Items from a figure collection.

++++

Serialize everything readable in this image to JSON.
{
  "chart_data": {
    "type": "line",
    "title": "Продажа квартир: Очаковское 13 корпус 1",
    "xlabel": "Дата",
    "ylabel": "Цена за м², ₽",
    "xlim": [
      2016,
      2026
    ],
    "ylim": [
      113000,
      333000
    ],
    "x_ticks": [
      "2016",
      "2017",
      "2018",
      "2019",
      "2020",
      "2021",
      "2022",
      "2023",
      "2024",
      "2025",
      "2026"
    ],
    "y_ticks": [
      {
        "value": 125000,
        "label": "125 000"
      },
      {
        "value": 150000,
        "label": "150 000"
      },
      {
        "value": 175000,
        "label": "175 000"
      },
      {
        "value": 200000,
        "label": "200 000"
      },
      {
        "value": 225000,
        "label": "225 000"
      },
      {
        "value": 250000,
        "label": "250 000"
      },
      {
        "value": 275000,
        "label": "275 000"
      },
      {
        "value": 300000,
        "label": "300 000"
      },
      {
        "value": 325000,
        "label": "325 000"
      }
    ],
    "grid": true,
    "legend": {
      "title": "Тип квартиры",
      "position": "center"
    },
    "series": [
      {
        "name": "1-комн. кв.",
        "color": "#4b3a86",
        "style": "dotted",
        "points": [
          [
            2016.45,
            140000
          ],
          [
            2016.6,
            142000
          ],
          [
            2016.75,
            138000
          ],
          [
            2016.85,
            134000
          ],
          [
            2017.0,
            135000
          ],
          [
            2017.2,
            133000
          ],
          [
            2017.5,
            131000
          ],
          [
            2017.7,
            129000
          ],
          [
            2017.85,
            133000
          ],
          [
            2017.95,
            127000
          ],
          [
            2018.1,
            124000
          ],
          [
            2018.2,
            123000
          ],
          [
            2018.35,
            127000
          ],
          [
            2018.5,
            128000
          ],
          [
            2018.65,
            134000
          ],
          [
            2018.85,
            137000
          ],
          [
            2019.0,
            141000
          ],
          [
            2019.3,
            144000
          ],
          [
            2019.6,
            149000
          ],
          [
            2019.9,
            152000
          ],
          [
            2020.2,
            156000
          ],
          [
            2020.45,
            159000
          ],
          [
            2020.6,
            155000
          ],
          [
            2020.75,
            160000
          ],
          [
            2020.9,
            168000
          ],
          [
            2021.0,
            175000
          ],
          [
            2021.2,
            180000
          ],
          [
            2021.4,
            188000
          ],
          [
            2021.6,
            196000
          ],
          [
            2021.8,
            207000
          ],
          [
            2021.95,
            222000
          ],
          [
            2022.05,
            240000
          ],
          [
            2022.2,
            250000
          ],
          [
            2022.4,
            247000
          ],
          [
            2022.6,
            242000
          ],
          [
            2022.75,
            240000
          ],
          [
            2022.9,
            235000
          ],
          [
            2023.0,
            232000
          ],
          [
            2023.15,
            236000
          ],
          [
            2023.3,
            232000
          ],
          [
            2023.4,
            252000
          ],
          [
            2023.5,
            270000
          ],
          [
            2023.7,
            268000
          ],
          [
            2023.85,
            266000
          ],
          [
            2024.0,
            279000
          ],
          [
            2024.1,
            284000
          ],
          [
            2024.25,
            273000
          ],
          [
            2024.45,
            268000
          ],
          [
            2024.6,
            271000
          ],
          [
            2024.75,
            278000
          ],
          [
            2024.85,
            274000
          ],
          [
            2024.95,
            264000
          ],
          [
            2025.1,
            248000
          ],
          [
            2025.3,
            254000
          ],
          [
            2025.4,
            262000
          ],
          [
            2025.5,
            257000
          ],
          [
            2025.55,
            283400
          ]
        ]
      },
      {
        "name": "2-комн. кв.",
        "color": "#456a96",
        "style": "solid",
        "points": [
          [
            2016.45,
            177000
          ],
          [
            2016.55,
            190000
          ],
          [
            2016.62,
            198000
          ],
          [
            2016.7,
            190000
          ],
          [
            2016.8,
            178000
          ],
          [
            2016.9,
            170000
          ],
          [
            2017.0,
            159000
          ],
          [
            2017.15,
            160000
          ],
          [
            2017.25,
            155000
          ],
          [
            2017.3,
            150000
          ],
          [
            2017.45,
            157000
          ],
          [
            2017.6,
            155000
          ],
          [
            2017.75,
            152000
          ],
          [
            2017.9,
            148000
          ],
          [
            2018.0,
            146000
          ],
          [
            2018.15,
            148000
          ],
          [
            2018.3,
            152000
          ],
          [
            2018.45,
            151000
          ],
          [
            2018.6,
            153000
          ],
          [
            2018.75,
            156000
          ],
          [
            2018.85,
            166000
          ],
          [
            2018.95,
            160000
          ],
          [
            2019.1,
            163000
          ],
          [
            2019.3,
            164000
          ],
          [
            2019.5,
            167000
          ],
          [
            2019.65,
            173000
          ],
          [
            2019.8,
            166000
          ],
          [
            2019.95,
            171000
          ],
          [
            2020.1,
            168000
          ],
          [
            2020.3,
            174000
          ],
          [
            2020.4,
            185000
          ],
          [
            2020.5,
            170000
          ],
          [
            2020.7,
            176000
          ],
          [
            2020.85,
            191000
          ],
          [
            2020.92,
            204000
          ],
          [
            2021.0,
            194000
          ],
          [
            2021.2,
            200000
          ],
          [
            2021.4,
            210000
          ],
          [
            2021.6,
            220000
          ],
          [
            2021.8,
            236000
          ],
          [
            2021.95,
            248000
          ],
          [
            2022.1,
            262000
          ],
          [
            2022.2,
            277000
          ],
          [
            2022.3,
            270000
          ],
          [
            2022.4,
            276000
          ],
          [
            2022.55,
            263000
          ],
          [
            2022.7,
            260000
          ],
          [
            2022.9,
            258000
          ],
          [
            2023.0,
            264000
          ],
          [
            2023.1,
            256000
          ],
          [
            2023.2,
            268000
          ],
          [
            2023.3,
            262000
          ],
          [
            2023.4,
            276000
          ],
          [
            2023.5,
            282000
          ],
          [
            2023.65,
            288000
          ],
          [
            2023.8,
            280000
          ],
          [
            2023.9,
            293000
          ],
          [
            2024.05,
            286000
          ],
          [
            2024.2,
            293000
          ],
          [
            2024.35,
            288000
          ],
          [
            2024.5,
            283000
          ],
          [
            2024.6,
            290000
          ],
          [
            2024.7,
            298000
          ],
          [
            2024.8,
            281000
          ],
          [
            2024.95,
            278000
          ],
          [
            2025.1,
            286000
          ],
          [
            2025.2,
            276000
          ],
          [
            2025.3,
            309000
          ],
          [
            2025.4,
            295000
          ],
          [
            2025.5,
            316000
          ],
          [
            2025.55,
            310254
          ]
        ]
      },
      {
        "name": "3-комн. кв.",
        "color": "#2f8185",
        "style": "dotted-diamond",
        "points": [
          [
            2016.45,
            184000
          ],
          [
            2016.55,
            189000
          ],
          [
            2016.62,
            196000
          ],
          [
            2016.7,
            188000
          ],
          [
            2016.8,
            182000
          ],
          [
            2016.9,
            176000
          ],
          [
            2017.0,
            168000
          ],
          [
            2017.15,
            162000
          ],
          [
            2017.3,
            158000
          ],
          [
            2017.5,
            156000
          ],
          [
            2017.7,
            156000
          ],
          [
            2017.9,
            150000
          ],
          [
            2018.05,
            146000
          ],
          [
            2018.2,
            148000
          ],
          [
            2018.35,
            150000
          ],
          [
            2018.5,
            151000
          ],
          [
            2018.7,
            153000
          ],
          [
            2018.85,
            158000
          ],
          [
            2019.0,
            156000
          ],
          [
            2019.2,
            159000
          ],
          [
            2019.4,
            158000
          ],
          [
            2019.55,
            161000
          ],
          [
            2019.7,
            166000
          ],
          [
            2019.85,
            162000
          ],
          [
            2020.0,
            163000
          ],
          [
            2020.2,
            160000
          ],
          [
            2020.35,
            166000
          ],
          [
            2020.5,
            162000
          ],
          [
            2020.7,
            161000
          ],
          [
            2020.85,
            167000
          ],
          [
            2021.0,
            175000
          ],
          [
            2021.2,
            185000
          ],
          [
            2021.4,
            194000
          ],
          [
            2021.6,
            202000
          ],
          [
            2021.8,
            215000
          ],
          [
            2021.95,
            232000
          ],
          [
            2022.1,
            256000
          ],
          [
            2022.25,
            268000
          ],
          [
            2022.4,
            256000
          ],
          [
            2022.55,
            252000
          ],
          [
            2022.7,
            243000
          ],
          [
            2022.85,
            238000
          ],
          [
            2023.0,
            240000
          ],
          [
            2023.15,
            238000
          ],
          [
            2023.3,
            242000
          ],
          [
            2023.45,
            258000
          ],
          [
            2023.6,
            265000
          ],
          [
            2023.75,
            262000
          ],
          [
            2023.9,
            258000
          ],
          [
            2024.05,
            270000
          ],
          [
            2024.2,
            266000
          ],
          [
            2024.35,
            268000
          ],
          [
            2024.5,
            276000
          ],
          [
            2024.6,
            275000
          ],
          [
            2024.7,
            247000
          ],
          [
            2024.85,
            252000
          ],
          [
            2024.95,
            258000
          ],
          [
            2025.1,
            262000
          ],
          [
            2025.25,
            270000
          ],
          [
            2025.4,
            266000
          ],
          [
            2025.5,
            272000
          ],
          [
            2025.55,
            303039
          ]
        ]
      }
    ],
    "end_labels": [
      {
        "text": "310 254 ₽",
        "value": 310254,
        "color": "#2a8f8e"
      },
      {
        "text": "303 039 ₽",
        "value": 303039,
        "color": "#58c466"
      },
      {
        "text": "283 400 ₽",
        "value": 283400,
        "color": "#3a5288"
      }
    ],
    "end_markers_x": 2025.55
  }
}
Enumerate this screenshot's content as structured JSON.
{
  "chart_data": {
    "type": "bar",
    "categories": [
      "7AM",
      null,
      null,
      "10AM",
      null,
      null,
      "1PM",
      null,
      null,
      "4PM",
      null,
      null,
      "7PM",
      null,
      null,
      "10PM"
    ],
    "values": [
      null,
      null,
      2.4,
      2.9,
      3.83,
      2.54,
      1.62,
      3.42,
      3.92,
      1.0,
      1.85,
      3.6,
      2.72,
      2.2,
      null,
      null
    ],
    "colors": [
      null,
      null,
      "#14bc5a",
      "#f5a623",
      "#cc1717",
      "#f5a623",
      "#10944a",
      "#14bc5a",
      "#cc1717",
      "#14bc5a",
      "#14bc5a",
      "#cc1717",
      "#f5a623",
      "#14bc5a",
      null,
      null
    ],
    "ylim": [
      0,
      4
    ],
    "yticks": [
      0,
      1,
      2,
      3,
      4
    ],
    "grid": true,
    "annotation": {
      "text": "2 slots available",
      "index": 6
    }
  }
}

++++

SHORT EXERCISE. State only how many lines in the material include "this".

THE ANSWER. 2